─── Listing ───

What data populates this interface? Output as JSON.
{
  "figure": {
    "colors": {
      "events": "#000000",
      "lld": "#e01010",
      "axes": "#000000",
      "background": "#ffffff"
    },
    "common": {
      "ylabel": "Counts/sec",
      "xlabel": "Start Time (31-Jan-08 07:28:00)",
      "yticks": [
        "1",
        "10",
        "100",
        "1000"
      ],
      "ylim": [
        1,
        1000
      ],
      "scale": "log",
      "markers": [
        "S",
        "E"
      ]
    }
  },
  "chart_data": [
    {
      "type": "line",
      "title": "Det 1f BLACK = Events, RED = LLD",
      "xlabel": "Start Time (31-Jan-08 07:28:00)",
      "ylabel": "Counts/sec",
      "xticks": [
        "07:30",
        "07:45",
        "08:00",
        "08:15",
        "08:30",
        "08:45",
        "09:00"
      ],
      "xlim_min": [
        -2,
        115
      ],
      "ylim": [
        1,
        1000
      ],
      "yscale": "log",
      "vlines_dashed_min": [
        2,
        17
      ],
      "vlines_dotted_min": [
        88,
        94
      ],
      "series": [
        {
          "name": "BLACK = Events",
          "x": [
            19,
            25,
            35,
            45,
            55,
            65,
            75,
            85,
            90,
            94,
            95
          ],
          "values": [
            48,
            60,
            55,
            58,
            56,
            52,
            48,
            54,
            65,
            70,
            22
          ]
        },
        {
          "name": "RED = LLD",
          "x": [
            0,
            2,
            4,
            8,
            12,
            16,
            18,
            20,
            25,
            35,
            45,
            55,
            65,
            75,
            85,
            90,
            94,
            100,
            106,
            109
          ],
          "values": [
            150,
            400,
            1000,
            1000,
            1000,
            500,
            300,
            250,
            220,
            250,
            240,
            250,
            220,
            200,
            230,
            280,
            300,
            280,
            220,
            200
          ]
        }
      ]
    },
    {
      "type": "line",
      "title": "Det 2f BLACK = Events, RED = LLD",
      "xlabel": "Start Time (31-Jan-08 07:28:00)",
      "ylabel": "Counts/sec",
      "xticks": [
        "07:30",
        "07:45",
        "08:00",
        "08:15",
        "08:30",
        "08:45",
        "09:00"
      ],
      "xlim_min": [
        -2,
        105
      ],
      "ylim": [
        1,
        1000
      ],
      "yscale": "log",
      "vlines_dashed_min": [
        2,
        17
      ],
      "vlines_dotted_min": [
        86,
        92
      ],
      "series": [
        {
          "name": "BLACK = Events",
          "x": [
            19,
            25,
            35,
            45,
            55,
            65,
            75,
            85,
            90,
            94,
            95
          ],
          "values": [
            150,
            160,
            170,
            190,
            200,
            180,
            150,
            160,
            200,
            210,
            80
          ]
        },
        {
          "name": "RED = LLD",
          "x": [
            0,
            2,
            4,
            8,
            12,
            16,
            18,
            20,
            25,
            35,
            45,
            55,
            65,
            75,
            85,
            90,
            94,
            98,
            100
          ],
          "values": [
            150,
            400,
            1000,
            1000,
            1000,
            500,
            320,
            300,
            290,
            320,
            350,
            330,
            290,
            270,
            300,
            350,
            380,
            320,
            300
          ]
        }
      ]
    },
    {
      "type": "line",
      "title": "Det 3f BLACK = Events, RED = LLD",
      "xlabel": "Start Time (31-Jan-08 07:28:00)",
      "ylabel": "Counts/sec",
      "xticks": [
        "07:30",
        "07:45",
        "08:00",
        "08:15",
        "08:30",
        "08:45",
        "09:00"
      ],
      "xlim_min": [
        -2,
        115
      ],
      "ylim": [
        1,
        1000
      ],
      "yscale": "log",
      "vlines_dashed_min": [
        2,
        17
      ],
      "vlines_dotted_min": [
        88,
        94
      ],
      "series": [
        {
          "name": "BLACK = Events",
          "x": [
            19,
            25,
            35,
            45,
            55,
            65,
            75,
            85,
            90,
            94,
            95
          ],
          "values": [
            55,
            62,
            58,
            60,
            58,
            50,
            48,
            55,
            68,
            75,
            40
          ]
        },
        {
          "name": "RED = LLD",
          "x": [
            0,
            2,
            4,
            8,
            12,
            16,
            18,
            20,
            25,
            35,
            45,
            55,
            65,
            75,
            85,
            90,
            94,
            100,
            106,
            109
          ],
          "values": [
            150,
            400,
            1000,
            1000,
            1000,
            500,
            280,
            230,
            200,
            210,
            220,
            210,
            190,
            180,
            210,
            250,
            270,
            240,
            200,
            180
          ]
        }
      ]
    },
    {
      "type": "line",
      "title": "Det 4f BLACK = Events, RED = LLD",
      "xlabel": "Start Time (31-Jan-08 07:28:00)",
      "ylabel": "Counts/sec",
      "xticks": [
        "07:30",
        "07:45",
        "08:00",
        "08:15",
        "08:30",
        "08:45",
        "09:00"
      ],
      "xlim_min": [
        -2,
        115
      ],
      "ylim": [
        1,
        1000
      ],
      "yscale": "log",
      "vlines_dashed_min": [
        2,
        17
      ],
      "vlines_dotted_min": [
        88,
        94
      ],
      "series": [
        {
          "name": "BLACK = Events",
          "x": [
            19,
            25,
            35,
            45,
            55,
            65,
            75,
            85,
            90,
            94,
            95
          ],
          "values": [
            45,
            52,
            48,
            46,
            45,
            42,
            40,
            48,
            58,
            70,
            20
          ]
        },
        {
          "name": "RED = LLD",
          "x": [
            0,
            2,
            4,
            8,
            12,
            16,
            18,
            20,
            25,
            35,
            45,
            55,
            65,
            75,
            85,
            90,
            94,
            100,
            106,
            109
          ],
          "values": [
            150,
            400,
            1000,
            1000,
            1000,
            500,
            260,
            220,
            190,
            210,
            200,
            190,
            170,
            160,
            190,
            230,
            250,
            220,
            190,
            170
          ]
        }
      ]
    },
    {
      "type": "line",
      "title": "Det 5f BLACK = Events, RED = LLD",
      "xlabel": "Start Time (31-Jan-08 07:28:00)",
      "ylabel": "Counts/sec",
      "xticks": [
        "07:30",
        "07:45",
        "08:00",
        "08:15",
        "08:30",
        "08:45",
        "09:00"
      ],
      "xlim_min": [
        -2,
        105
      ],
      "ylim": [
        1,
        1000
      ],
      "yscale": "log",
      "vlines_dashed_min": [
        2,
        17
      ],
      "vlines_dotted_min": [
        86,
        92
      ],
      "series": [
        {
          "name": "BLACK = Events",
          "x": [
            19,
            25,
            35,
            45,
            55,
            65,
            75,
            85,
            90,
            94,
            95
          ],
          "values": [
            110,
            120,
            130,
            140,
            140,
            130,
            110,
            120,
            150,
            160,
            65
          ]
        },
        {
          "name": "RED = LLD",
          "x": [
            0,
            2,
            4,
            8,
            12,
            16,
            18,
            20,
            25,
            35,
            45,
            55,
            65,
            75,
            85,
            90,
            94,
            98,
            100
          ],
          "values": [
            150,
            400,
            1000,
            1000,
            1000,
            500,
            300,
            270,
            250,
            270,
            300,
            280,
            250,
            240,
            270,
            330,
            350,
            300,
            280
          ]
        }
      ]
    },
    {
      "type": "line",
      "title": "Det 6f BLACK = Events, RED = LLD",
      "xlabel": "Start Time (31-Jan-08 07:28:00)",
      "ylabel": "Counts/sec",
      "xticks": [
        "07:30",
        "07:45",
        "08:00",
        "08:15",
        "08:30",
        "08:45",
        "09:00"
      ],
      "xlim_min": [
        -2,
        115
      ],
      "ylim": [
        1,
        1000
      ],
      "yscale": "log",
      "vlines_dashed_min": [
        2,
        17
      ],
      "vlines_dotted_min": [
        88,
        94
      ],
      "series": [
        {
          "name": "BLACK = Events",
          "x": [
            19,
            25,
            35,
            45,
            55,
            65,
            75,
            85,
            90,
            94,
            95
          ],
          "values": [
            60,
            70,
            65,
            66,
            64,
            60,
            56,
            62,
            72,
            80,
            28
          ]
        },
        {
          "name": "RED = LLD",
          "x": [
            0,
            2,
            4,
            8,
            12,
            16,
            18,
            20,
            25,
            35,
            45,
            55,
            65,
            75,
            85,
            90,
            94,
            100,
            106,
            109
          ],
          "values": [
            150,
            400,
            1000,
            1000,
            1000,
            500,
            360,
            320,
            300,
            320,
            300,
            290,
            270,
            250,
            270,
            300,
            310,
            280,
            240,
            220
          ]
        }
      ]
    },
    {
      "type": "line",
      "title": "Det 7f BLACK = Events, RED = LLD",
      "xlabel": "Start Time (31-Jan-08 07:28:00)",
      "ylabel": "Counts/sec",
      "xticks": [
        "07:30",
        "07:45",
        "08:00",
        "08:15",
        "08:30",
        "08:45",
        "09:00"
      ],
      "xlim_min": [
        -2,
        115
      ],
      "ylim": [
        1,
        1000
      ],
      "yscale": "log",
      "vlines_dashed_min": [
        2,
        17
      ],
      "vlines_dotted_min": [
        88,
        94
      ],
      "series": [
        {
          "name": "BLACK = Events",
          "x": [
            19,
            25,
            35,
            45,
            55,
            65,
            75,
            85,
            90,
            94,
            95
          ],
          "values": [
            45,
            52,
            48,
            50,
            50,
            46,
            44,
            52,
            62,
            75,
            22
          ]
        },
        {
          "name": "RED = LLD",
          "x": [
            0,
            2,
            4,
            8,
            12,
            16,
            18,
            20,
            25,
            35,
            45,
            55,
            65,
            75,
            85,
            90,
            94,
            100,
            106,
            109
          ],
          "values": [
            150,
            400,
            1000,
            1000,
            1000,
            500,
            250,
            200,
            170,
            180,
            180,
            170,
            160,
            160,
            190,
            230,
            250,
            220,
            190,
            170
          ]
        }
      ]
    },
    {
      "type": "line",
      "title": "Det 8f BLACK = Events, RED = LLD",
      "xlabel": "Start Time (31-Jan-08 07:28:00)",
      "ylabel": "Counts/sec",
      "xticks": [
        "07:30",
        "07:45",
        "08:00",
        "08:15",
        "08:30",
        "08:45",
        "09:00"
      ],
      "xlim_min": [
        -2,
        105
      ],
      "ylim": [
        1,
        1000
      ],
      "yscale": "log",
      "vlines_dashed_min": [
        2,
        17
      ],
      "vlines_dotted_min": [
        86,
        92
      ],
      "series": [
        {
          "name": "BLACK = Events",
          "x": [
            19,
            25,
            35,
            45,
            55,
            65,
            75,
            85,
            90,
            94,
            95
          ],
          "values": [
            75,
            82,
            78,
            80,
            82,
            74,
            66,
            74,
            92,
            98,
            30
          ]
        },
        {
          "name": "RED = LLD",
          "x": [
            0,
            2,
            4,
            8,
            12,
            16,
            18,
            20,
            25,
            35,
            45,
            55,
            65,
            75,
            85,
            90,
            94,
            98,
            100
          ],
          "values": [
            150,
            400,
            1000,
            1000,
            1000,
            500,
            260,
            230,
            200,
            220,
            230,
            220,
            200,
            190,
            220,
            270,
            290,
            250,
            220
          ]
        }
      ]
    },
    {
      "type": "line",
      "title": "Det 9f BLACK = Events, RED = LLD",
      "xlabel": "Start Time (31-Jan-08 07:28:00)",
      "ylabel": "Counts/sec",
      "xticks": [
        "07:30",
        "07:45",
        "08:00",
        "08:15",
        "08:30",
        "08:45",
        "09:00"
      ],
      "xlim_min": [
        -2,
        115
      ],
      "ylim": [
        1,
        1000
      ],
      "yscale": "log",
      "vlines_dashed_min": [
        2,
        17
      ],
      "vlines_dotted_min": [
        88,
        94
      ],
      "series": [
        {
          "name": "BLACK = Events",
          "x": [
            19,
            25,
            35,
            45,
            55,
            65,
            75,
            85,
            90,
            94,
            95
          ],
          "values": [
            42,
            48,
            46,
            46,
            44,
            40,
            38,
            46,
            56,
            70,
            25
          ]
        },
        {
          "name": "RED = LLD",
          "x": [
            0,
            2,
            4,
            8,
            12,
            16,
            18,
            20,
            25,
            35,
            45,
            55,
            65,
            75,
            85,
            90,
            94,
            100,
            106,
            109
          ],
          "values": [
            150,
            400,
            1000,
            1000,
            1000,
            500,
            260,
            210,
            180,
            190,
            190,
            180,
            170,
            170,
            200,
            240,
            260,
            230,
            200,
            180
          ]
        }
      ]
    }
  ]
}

───

Out of the preceding entries, pull every line containing the string "title".

      "title": "Det 1f BLACK = Events, RED = LLD",
      "title": "Det 2f BLACK = Events, RED = LLD",
      "title": "Det 3f BLACK = Events, RED = LLD",
      "title": "Det 4f BLACK = Events, RED = LLD",
      "title": "Det 5f BLACK = Events, RED = LLD",
      "title": "Det 6f BLACK = Events, RED = LLD",
      "title": "Det 7f BLACK = Events, RED = LLD",
      "title": "Det 8f BLACK = Events, RED = LLD",
      "title": "Det 9f BLACK = Events, RED = LLD",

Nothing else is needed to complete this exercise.